Can you rewrite the golfed Python answer from "edit: some easy" to "the function re.sub()", substituting "trimming" for "shortening"?

▶ [Passage provided]
________________________

Python 3, 354 341 336 bytes

import re
S=re.sub
def f(x):
	r=x.splitlines();C=r[-1].strip('%put ');D=0
	while D!=C:
		D=C
		for a in sorted([l.strip('%let ').replace(" ","").split(';')[0].split('=')for l in r[:-1]],key=lambda y:-len(y[0])):
			s=1
			while s:C,s=re.subn('&'+a[0]+'(\.?)',a[1]+'\\1',S('+\.([^\.])','\\1',C),0,re.I)
	return S('+\.?','',C)

Try it online!

edit: some easy shortening

edit: reverse sort by -len(...) instead of [::-1] (5 bytes), thanks to Jonathan Frech!

Ungolfed

import re
S=re.sub # new name for the function re.sub()
def f(x):
    r=x.splitlines() # input string to list of rows
    C=r[-1].strip('%put ') # get the string to put (from the last row)

________________________

▶ [Data records]
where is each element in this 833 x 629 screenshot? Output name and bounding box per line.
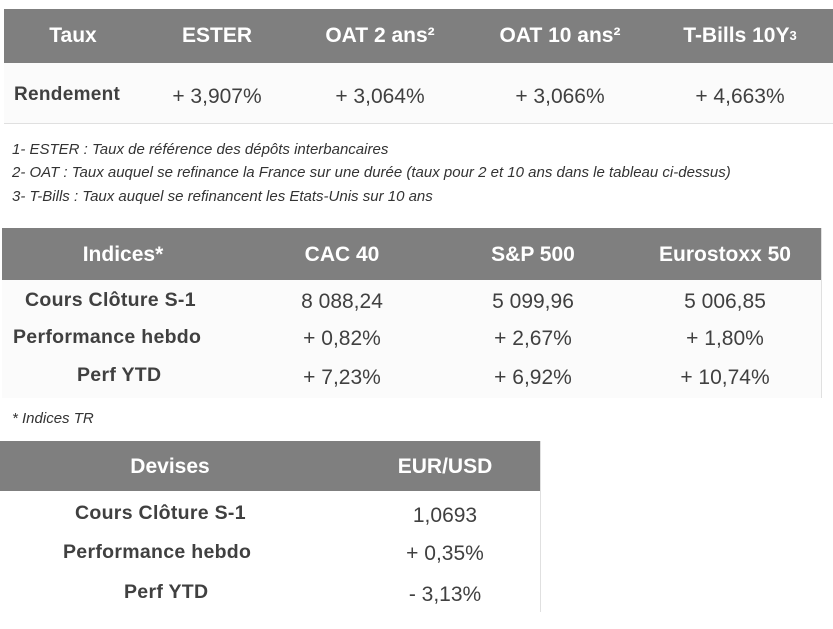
indices-cours-cac40: 8 088,24 [301, 290, 383, 313]
indices-perf-ytd-sp500: + 6,92% [494, 366, 572, 389]
taux-row-label: Rendement [14, 84, 121, 105]
devises-row-perf-hebdo-label: Performance hebdo [63, 541, 252, 563]
devises-right-border [540, 441, 541, 612]
indices-perf-ytd-cac40: + 7,23% [303, 366, 381, 389]
taux-value-tbills: + 4,663% [695, 85, 785, 108]
indices-perf-hebdo-sp500: + 2,67% [494, 327, 572, 350]
taux-header-oat10: OAT 10 ans² [499, 24, 621, 47]
taux-value-oat10: + 3,066% [515, 85, 605, 108]
indices-cours-eurostoxx50: 5 006,85 [684, 290, 766, 313]
taux-header-ester: ESTER [181, 24, 253, 47]
note-ester: 1- ESTER : Taux de référence des dépôts … [12, 141, 389, 158]
indices-perf-hebdo-eurostoxx50: + 1,80% [686, 327, 764, 350]
indices-row-perf-ytd-label: Perf YTD [77, 364, 162, 386]
taux-header-oat2: OAT 2 ans² [325, 24, 435, 47]
taux-header-row [4, 9, 833, 63]
indices-right-border [821, 228, 822, 398]
indices-header-cac40: CAC 40 [304, 243, 380, 266]
indices-header-sp500: S&P 500 [491, 243, 575, 266]
devises-row-cours-label: Cours Clôture S-1 [75, 502, 246, 524]
taux-header-tbills: T-Bills 10Y3 [683, 25, 796, 46]
devises-perf-hebdo-eurusd: + 0,35% [406, 542, 484, 565]
devises-header-devises: Devises [130, 455, 210, 478]
taux-value-oat2: + 3,064% [335, 85, 425, 108]
devises-cours-eurusd: 1,0693 [412, 504, 478, 527]
taux-header-taux: Taux [49, 24, 97, 47]
devises-body [0, 491, 540, 612]
indices-row-cours-label: Cours Clôture S-1 [25, 289, 196, 311]
indices-header-indices: Indices* [82, 243, 164, 266]
taux-header-tbills-label: T-Bills 10Y [683, 24, 790, 47]
indices-cours-sp500: 5 099,96 [492, 290, 574, 313]
taux-value-ester: + 3,907% [172, 85, 262, 108]
devises-header-row [0, 441, 540, 491]
indices-body [2, 280, 821, 398]
indices-row-perf-hebdo-label: Performance hebdo [13, 326, 202, 348]
indices-perf-hebdo-cac40: + 0,82% [303, 327, 381, 350]
devises-header-eurusd: EUR/USD [397, 455, 493, 478]
indices-perf-ytd-eurostoxx50: + 10,74% [680, 366, 770, 389]
taux-header-tbills-superscript: 3 [789, 28, 797, 43]
note-tbills: 3- T-Bills : Taux auquel se refinancent … [12, 188, 433, 205]
indices-header-eurostoxx50: Eurostoxx 50 [659, 243, 791, 266]
taux-body [4, 63, 833, 123]
indices-footnote: * Indices TR [12, 410, 94, 427]
note-oat: 2- OAT : Taux auquel se refinance la Fra… [12, 164, 731, 181]
devises-row-perf-ytd-label: Perf YTD [124, 581, 209, 603]
taux-bottom-border [4, 123, 833, 124]
indices-header-row [2, 228, 821, 280]
devises-perf-ytd-eurusd: - 3,13% [408, 583, 482, 606]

________________________

▶ [Answer to the problem]
edit: some easy trimming

edit: reverse sort by -len(...) instead of [::-1] (5 bytes), thanks to Jonathan Frech!

Ungolfed

import re
S=re.sub # new name for the function re.sub()